• [Given data]
....................

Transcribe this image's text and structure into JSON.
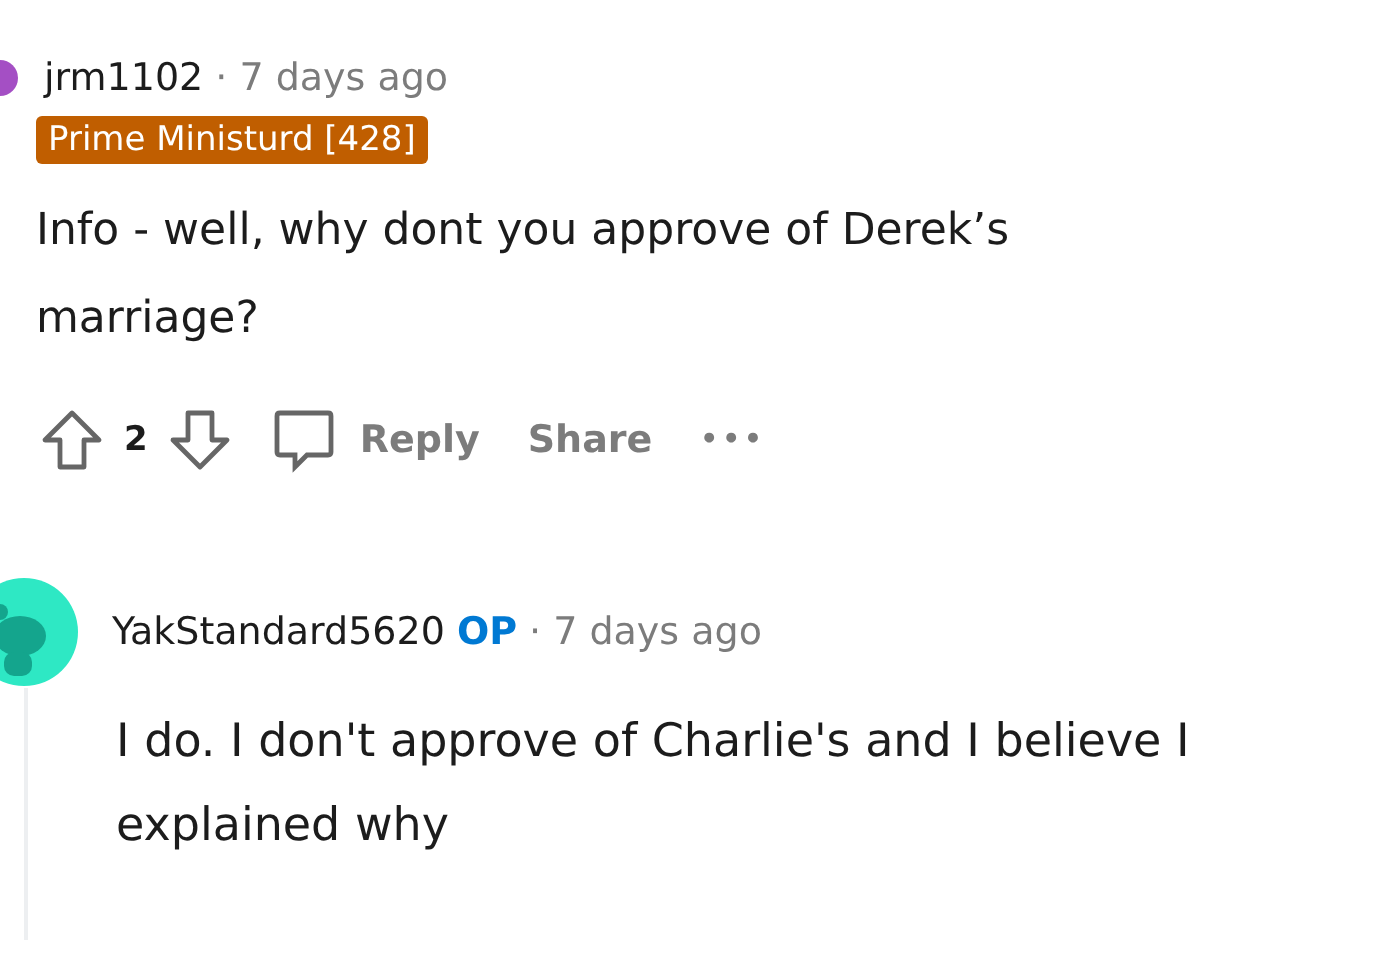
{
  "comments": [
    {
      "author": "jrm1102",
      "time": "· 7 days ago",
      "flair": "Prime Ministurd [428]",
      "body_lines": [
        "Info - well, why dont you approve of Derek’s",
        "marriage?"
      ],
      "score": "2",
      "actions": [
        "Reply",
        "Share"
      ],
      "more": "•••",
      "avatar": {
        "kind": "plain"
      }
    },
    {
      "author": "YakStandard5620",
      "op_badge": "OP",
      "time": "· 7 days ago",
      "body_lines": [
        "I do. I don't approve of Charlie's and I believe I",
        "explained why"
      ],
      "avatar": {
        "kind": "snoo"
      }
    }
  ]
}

....................

Give only the number of lines above that hold the string "approve".

• [Answer below]
2